### The exercise
Give the listing again character for character, but drop the images.
===== Excerpted records =====
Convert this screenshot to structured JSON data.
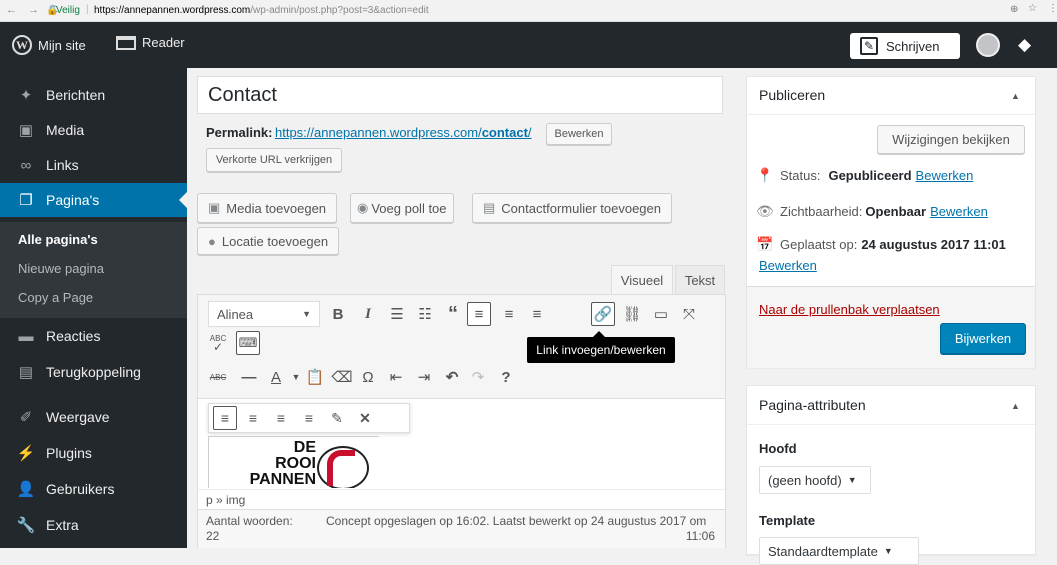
{
  "browser": {
    "secure_label": "Veilig",
    "url_host": "https://annepannen.wordpress.com",
    "url_path": "/wp-admin/post.php?post=3&action=edit"
  },
  "adminbar": {
    "site_label": "Mijn site",
    "reader_label": "Reader",
    "write_label": "Schrijven"
  },
  "sidebar": {
    "items": [
      {
        "label": "Berichten",
        "icon": "pin-icon"
      },
      {
        "label": "Media",
        "icon": "media-icon"
      },
      {
        "label": "Links",
        "icon": "link-icon"
      },
      {
        "label": "Pagina's",
        "icon": "pages-icon"
      },
      {
        "label": "Reacties",
        "icon": "comments-icon"
      },
      {
        "label": "Terugkoppeling",
        "icon": "feedback-icon"
      },
      {
        "label": "Weergave",
        "icon": "brush-icon"
      },
      {
        "label": "Plugins",
        "icon": "plug-icon"
      },
      {
        "label": "Gebruikers",
        "icon": "users-icon"
      },
      {
        "label": "Extra",
        "icon": "wrench-icon"
      }
    ],
    "submenu": [
      "Alle pagina's",
      "Nieuwe pagina",
      "Copy a Page"
    ]
  },
  "editor": {
    "title": "Contact",
    "permalink_label": "Permalink:",
    "permalink_base": "https://annepannen.wordpress.com/",
    "permalink_slug": "contact",
    "permalink_end": "/",
    "edit_permalink": "Bewerken",
    "shortlink": "Verkorte URL verkrijgen",
    "media_buttons": [
      "Media toevoegen",
      "Voeg poll toe",
      "Contactformulier toevoegen",
      "Locatie toevoegen"
    ],
    "tabs": [
      "Visueel",
      "Tekst"
    ],
    "format_select": "Alinea",
    "tooltip": "Link invoegen/bewerken",
    "spellcheck_label": "ABC",
    "strike_label": "ABC",
    "logo_lines": [
      "DE",
      "ROOI",
      "PANNEN"
    ],
    "path": "p » img",
    "word_count": "Aantal woorden:",
    "word_count_value": "22",
    "draft_status": "Concept opgeslagen op 16:02. Laatst bewerkt op 24 augustus 2017 om",
    "draft_time": "11:06"
  },
  "publish": {
    "title": "Publiceren",
    "preview": "Wijzigingen bekijken",
    "status_label": "Status:",
    "status_value": "Gepubliceerd",
    "visibility_label": "Zichtbaarheid:",
    "visibility_value": "Openbaar",
    "date_label": "Geplaatst op:",
    "date_value": "24 augustus 2017 11:01",
    "edit_link": "Bewerken",
    "trash": "Naar de prullenbak verplaatsen",
    "update": "Bijwerken"
  },
  "attributes": {
    "title": "Pagina-attributen",
    "parent_label": "Hoofd",
    "parent_value": "(geen hoofd)",
    "template_label": "Template",
    "template_value": "Standaardtemplate"
  },
  "colors": {
    "accent": "#0073aa",
    "sidebar": "#23282d",
    "primary_button": "#0085ba",
    "trash": "#a00000"
  }
}
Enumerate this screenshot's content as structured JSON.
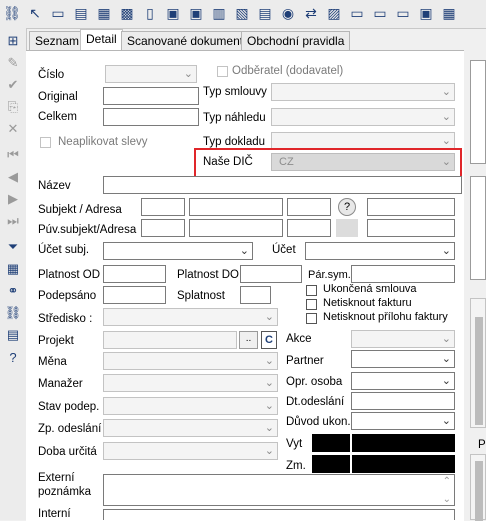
{
  "toolbar": {
    "icons": [
      "org-icon",
      "arrow-icon",
      "monitor-icon",
      "printer-icon",
      "grid-icon",
      "document-icon",
      "floppy-icon",
      "floppy2-icon",
      "document-arrow-icon",
      "document-edit-icon",
      "disc-icon",
      "swap-icon",
      "image-icon",
      "card-icon",
      "card2-icon",
      "floppy3-icon",
      "grid2-icon"
    ]
  },
  "sidebar": {
    "icons": [
      "add-icon",
      "edit-icon",
      "check-icon",
      "copy-icon",
      "delete-icon",
      "first-icon",
      "prev-icon",
      "next-icon",
      "last-icon",
      "filter-icon",
      "table-icon",
      "link-icon",
      "org-tree-icon",
      "list-icon",
      "help-icon"
    ]
  },
  "tabs": [
    "Seznam",
    "Detail",
    "Scanované dokumenty",
    "Obchodní pravidla"
  ],
  "form": {
    "cislo": "Číslo",
    "odberatel": "Odběratel (dodavatel)",
    "original": "Original",
    "typ_smlouvy": "Typ smlouvy",
    "celkem": "Celkem",
    "typ_nahledu": "Typ náhledu",
    "neaplikovat": "Neaplikovat slevy",
    "typ_dokladu": "Typ dokladu",
    "nase_dic": "Naše DIČ",
    "nase_dic_value": "CZ",
    "nazev": "Název",
    "subjekt_adresa": "Subjekt / Adresa",
    "puv_subjekt": "Púv.subjekt/Adresa",
    "ucet_subj": "Účet subj.",
    "ucet": "Účet",
    "platnost_od": "Platnost OD",
    "platnost_do": "Platnost DO",
    "par_sym": "Pár.sym.",
    "podepsano": "Podepsáno",
    "splatnost": "Splatnost",
    "ukoncena": "Ukončená smlouva",
    "netisknout_fakturu": "Netisknout fakturu",
    "netisknout_prilohu": "Netisknout přílohu faktury",
    "stredisko": "Středisko  :",
    "projekt": "Projekt",
    "akce": "Akce",
    "mena": "Měna",
    "partner": "Partner",
    "manazer": "Manažer",
    "opr_osoba": "Opr. osoba",
    "stav_podep": "Stav podep.",
    "dt_odeslani": "Dt.odeslání",
    "zp_odeslani": "Zp. odeslání",
    "duvod_ukon": "Důvod ukon.",
    "doba_urcita": "Doba určitá",
    "vyt": "Vyt",
    "zm": "Zm.",
    "externi": "Externí",
    "poznamka": "poznámka",
    "interni": "Interní",
    "ellipsis": "..",
    "c_button": "C",
    "help_button": "?",
    "right_label_p": "P"
  }
}
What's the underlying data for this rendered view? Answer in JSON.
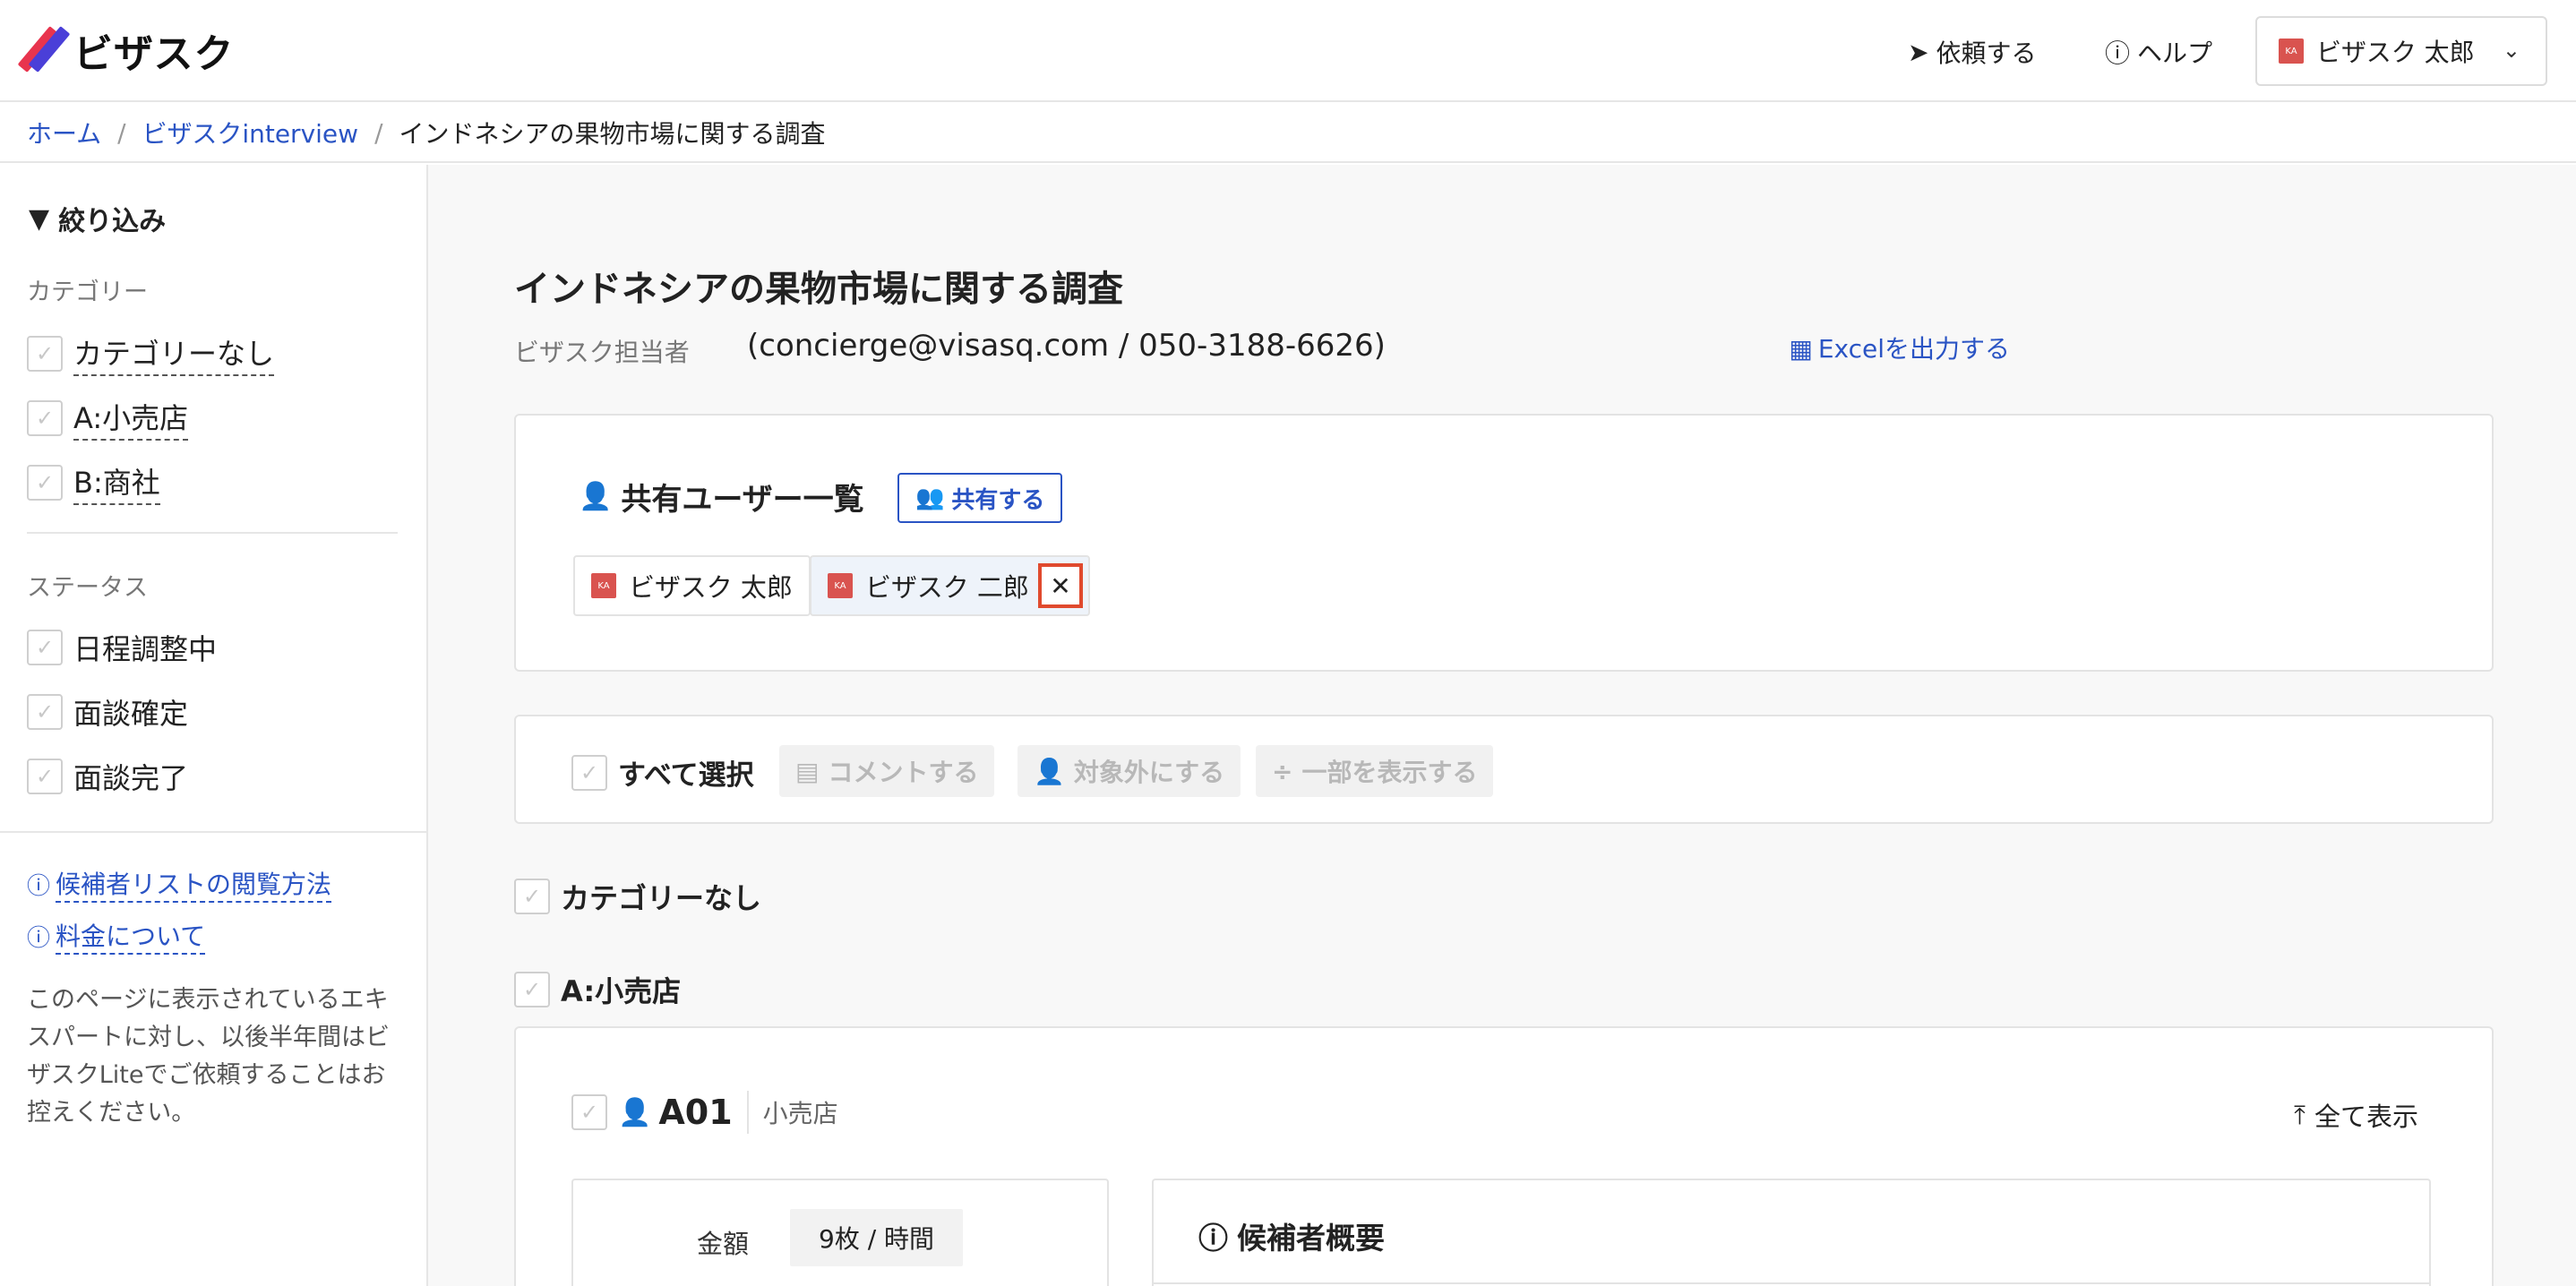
{
  "header": {
    "logo_text": "ビザスク",
    "request_label": "依頼する",
    "help_label": "ヘルプ",
    "user_name": "ビザスク 太郎",
    "avatar_initials": "KA"
  },
  "breadcrumb": {
    "home": "ホーム",
    "parent": "ビザスクinterview",
    "current": "インドネシアの果物市場に関する調査"
  },
  "sidebar": {
    "title": "絞り込み",
    "category_heading": "カテゴリー",
    "categories": [
      "カテゴリーなし",
      "A:小売店",
      "B:商社"
    ],
    "status_heading": "ステータス",
    "statuses": [
      "日程調整中",
      "面談確定",
      "面談完了"
    ],
    "help_links": [
      "候補者リストの閲覧方法",
      "料金について"
    ],
    "note": "このページに表示されているエキスパートに対し、以後半年間はビザスクLiteでご依頼することはお控えください。"
  },
  "main": {
    "title": "インドネシアの果物市場に関する調査",
    "contact_label": "ビザスク担当者",
    "contact_value": "(concierge@visasq.com / 050-3188-6626)",
    "excel_label": "Excelを出力する",
    "share": {
      "title": "共有ユーザー一覧",
      "share_button": "共有する",
      "users": [
        {
          "initials": "KA",
          "name": "ビザスク 太郎"
        },
        {
          "initials": "KA",
          "name": "ビザスク 二郎"
        }
      ]
    },
    "actions": {
      "select_all": "すべて選択",
      "comment": "コメントする",
      "exclude": "対象外にする",
      "show_part": "一部を表示する"
    },
    "category_rows": [
      "カテゴリーなし",
      "A:小売店"
    ],
    "expert": {
      "id": "A01",
      "category": "小売店",
      "show_all": "全て表示",
      "price_label": "金額",
      "price_value": "9枚 / 時間",
      "summary_title": "候補者概要"
    }
  }
}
=====
### Reply to the task
Convert this screenshot to structured JSON data.
{
  "browser": {
    "secure_label": "Veilig",
    "url_host": "https://annepannen.wordpress.com",
    "url_path": "/wp-admin/post.php?post=3&action=edit"
  },
  "adminbar": {
    "site_label": "Mijn site",
    "reader_label": "Reader",
    "write_label": "Schrijven"
  },
  "sidebar": {
    "items": [
      {
        "label": "Berichten",
        "icon": "pin-icon"
      },
      {
        "label": "Media",
        "icon": "media-icon"
      },
      {
        "label": "Links",
        "icon": "link-icon"
      },
      {
        "label": "Pagina's",
        "icon": "pages-icon"
      },
      {
        "label": "Reacties",
        "icon": "comments-icon"
      },
      {
        "label": "Terugkoppeling",
        "icon": "feedback-icon"
      },
      {
        "label": "Weergave",
        "icon": "brush-icon"
      },
      {
        "label": "Plugins",
        "icon": "plug-icon"
      },
      {
        "label": "Gebruikers",
        "icon": "users-icon"
      },
      {
        "label": "Extra",
        "icon": "wrench-icon"
      }
    ],
    "submenu": [
      "Alle pagina's",
      "Nieuwe pagina",
      "Copy a Page"
    ]
  },
  "editor": {
    "title": "Contact",
    "permalink_label": "Permalink:",
    "permalink_base": "https://annepannen.wordpress.com/",
    "permalink_slug": "contact",
    "permalink_end": "/",
    "edit_permalink": "Bewerken",
    "shortlink": "Verkorte URL verkrijgen",
    "media_buttons": [
      "Media toevoegen",
      "Voeg poll toe",
      "Contactformulier toevoegen",
      "Locatie toevoegen"
    ],
    "tabs": [
      "Visueel",
      "Tekst"
    ],
    "format_select": "Alinea",
    "tooltip": "Link invoegen/bewerken",
    "spellcheck_label": "ABC",
    "strike_label": "ABC",
    "logo_lines": [
      "DE",
      "ROOI",
      "PANNEN"
    ],
    "path": "p » img",
    "word_count": "Aantal woorden:",
    "word_count_value": "22",
    "draft_status": "Concept opgeslagen op 16:02. Laatst bewerkt op 24 augustus 2017 om",
    "draft_time": "11:06"
  },
  "publish": {
    "title": "Publiceren",
    "preview": "Wijzigingen bekijken",
    "status_label": "Status:",
    "status_value": "Gepubliceerd",
    "visibility_label": "Zichtbaarheid:",
    "visibility_value": "Openbaar",
    "date_label": "Geplaatst op:",
    "date_value": "24 augustus 2017 11:01",
    "edit_link": "Bewerken",
    "trash": "Naar de prullenbak verplaatsen",
    "update": "Bijwerken"
  },
  "attributes": {
    "title": "Pagina-attributen",
    "parent_label": "Hoofd",
    "parent_value": "(geen hoofd)",
    "template_label": "Template",
    "template_value": "Standaardtemplate"
  },
  "colors": {
    "accent": "#0073aa",
    "sidebar": "#23282d",
    "primary_button": "#0085ba",
    "trash": "#a00000"
  }
}
Enumerate this screenshot's content as structured JSON.
{
  "toolbar": {
    "icons": [
      "org-icon",
      "arrow-icon",
      "monitor-icon",
      "printer-icon",
      "grid-icon",
      "document-icon",
      "floppy-icon",
      "floppy2-icon",
      "document-arrow-icon",
      "document-edit-icon",
      "disc-icon",
      "swap-icon",
      "image-icon",
      "card-icon",
      "card2-icon",
      "floppy3-icon",
      "grid2-icon"
    ]
  },
  "sidebar": {
    "icons": [
      "add-icon",
      "edit-icon",
      "check-icon",
      "copy-icon",
      "delete-icon",
      "first-icon",
      "prev-icon",
      "next-icon",
      "last-icon",
      "filter-icon",
      "table-icon",
      "link-icon",
      "org-tree-icon",
      "list-icon",
      "help-icon"
    ]
  },
  "tabs": [
    "Seznam",
    "Detail",
    "Scanované dokumenty",
    "Obchodní pravidla"
  ],
  "form": {
    "cislo": "Číslo",
    "odberatel": "Odběratel (dodavatel)",
    "original": "Original",
    "typ_smlouvy": "Typ smlouvy",
    "celkem": "Celkem",
    "typ_nahledu": "Typ náhledu",
    "neaplikovat": "Neaplikovat slevy",
    "typ_dokladu": "Typ dokladu",
    "nase_dic": "Naše DIČ",
    "nase_dic_value": "CZ",
    "nazev": "Název",
    "subjekt_adresa": "Subjekt / Adresa",
    "puv_subjekt": "Púv.subjekt/Adresa",
    "ucet_subj": "Účet subj.",
    "ucet": "Účet",
    "platnost_od": "Platnost OD",
    "platnost_do": "Platnost DO",
    "par_sym": "Pár.sym.",
    "podepsano": "Podepsáno",
    "splatnost": "Splatnost",
    "ukoncena": "Ukončená smlouva",
    "netisknout_fakturu": "Netisknout fakturu",
    "netisknout_prilohu": "Netisknout přílohu faktury",
    "stredisko": "Středisko  :",
    "projekt": "Projekt",
    "akce": "Akce",
    "mena": "Měna",
    "partner": "Partner",
    "manazer": "Manažer",
    "opr_osoba": "Opr. osoba",
    "stav_podep": "Stav podep.",
    "dt_odeslani": "Dt.odeslání",
    "zp_odeslani": "Zp. odeslání",
    "duvod_ukon": "Důvod ukon.",
    "doba_urcita": "Doba určitá",
    "vyt": "Vyt",
    "zm": "Zm.",
    "externi": "Externí",
    "poznamka": "poznámka",
    "interni": "Interní",
    "ellipsis": "..",
    "c_button": "C",
    "help_button": "?",
    "right_label_p": "P"
  }
}
What's the underlying data for this rendered view? Answer in JSON.
{
  "header": {
    "logo_text": "ビザスク",
    "request_label": "依頼する",
    "help_label": "ヘルプ",
    "user_name": "ビザスク 太郎",
    "avatar_initials": "KA"
  },
  "breadcrumb": {
    "home": "ホーム",
    "parent": "ビザスクinterview",
    "current": "インドネシアの果物市場に関する調査"
  },
  "sidebar": {
    "title": "絞り込み",
    "category_heading": "カテゴリー",
    "categories": [
      "カテゴリーなし",
      "A:小売店",
      "B:商社"
    ],
    "status_heading": "ステータス",
    "statuses": [
      "日程調整中",
      "面談確定",
      "面談完了"
    ],
    "help_links": [
      "候補者リストの閲覧方法",
      "料金について"
    ],
    "note": "このページに表示されているエキスパートに対し、以後半年間はビザスクLiteでご依頼することはお控えください。"
  },
  "main": {
    "title": "インドネシアの果物市場に関する調査",
    "contact_label": "ビザスク担当者",
    "contact_value": "(concierge@visasq.com / 050-3188-6626)",
    "excel_label": "Excelを出力する",
    "share": {
      "title": "共有ユーザー一覧",
      "share_button": "共有する",
      "users": [
        {
          "initials": "KA",
          "name": "ビザスク 太郎"
        },
        {
          "initials": "KA",
          "name": "ビザスク 二郎"
        }
      ]
    },
    "actions": {
      "select_all": "すべて選択",
      "comment": "コメントする",
      "exclude": "対象外にする",
      "show_part": "一部を表示する"
    },
    "category_rows": [
      "カテゴリーなし",
      "A:小売店"
    ],
    "expert": {
      "id": "A01",
      "category": "小売店",
      "show_all": "全て表示",
      "price_label": "金額",
      "price_value": "9枚 / 時間",
      "summary_title": "候補者概要"
    }
  }
}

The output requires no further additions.